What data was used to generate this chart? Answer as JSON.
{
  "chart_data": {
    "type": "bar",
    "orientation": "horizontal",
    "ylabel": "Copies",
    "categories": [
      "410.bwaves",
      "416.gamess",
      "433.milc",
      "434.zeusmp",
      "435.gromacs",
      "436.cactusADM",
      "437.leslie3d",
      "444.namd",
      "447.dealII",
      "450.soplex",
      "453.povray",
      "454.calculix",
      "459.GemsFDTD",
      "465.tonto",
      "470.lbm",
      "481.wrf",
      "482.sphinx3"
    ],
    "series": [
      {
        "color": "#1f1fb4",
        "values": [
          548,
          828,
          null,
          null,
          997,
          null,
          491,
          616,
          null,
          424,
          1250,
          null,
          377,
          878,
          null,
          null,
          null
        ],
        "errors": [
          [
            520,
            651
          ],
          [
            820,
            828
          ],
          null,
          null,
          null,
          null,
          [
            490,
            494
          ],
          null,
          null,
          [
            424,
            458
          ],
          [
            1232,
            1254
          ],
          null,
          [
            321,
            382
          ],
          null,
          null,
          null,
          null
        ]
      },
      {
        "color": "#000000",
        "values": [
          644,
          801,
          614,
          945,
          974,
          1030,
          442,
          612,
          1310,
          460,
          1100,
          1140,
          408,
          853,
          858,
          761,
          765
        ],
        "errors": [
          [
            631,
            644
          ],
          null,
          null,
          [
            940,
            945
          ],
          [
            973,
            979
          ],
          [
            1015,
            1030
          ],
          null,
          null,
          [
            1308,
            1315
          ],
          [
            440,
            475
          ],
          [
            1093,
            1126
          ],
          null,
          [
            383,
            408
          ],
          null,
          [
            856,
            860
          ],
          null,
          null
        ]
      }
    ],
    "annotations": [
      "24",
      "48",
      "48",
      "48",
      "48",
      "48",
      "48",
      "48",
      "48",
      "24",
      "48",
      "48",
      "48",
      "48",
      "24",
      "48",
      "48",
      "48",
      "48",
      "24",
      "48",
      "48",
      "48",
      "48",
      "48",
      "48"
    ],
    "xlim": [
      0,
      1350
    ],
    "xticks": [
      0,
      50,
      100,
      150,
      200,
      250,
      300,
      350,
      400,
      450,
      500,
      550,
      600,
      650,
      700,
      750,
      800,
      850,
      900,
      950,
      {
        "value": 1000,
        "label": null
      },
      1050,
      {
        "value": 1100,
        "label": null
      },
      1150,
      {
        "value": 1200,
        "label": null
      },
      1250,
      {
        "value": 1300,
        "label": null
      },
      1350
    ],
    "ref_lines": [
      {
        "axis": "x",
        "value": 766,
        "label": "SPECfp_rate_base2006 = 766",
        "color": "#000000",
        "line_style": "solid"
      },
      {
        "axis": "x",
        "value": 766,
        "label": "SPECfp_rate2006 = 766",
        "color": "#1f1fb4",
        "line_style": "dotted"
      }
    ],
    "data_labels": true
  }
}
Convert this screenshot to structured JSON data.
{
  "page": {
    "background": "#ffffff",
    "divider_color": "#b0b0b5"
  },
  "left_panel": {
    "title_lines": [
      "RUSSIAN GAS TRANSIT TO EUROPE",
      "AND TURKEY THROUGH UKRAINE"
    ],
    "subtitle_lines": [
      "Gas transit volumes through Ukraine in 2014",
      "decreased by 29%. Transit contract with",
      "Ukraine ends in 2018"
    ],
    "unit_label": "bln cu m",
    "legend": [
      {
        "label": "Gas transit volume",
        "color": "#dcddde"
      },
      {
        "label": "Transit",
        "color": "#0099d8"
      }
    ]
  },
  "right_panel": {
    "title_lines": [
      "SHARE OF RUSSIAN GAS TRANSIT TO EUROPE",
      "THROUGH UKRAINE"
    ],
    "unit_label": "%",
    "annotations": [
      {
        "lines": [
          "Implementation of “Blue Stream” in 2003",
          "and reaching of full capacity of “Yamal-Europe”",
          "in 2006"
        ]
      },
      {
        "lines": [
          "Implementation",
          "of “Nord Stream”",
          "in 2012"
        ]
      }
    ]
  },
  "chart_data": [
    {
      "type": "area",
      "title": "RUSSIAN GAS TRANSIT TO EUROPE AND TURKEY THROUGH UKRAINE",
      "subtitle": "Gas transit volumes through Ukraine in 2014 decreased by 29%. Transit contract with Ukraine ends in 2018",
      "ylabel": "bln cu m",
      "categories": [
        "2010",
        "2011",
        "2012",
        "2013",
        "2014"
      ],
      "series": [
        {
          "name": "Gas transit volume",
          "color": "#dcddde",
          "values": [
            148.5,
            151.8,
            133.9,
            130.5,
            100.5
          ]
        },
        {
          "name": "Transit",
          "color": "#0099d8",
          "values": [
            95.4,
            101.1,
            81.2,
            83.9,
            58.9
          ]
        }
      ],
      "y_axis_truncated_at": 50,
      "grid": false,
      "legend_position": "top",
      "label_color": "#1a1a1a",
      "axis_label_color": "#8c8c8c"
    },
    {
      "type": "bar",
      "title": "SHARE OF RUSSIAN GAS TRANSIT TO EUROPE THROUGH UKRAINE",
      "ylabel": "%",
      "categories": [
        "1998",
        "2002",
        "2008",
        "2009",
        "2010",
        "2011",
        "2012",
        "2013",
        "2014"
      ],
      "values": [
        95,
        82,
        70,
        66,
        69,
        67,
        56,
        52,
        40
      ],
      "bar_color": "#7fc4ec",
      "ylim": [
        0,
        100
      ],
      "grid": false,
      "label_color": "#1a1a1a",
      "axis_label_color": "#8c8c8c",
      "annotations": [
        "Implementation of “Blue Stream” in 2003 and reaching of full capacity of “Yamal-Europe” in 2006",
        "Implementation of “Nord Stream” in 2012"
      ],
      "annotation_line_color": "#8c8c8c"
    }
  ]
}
____________
WHAT YOU SHOULD DO: Give the number of lines that carry the word "this", with nothing added.

WORKED ANSWER: 2